↓↓↓

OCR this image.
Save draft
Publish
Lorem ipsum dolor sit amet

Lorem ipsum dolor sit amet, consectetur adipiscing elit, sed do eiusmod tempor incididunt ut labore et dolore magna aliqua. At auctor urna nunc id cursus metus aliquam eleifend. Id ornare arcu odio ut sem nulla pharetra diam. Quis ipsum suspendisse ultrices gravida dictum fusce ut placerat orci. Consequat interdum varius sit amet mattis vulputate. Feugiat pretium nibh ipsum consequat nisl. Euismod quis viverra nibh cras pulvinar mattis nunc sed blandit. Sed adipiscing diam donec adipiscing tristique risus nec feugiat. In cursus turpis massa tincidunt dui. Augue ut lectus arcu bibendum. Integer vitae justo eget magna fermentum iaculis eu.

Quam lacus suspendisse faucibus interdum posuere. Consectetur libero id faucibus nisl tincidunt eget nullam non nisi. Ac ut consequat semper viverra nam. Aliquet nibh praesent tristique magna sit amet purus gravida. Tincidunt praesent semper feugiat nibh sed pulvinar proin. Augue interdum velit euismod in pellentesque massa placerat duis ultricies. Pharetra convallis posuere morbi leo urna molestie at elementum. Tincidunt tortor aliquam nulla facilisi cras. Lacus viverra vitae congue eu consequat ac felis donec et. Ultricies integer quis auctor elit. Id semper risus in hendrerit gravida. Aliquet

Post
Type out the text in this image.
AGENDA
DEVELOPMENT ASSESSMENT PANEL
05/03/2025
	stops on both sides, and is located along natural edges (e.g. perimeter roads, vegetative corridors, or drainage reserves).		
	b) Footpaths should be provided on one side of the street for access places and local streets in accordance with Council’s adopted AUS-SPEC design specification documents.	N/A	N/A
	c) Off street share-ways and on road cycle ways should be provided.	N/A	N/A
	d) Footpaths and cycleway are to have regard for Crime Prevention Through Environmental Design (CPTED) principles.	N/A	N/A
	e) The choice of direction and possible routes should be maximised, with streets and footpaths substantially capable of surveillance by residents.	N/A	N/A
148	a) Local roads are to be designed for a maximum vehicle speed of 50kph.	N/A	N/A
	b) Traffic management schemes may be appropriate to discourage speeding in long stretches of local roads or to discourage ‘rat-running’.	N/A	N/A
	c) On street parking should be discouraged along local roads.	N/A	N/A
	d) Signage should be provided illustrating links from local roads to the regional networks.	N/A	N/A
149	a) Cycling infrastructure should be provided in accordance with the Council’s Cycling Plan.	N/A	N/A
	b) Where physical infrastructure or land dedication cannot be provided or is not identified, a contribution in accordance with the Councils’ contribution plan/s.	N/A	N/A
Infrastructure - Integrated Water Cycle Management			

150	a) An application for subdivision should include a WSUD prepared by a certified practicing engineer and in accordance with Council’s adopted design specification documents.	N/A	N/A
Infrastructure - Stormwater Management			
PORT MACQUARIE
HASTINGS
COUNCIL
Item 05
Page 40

↑↑↑

# Exercise:
Go through the listing above and pull out each line containing the word "risus".

# Output below:
Lorem ipsum dolor sit amet, consectetur adipiscing elit, sed do eiusmod tempor incididunt ut labore et dolore magna aliqua. At auctor urna nunc id cursus metus aliquam eleifend. Id ornare arcu odio ut sem nulla pharetra diam. Quis ipsum suspendisse ultrices gravida dictum fusce ut placerat orci. Consequat interdum varius sit amet mattis vulputate. Feugiat pretium nibh ipsum consequat nisl. Euismod quis viverra nibh cras pulvinar mattis nunc sed blandit. Sed adipiscing diam donec adipiscing tristique risus nec feugiat. In cursus turpis massa tincidunt dui. Augue ut lectus arcu bibendum. Integer vitae justo eget magna fermentum iaculis eu.
Quam lacus suspendisse faucibus interdum posuere. Consectetur libero id faucibus nisl tincidunt eget nullam non nisi. Ac ut consequat semper viverra nam. Aliquet nibh praesent tristique magna sit amet purus gravida. Tincidunt praesent semper feugiat nibh sed pulvinar proin. Augue interdum velit euismod in pellentesque massa placerat duis ultricies. Pharetra convallis posuere morbi leo urna molestie at elementum. Tincidunt tortor aliquam nulla facilisi cras. Lacus viverra vitae congue eu consequat ac felis donec et. Ultricies integer quis auctor elit. Id semper risus in hendrerit gravida. Aliquet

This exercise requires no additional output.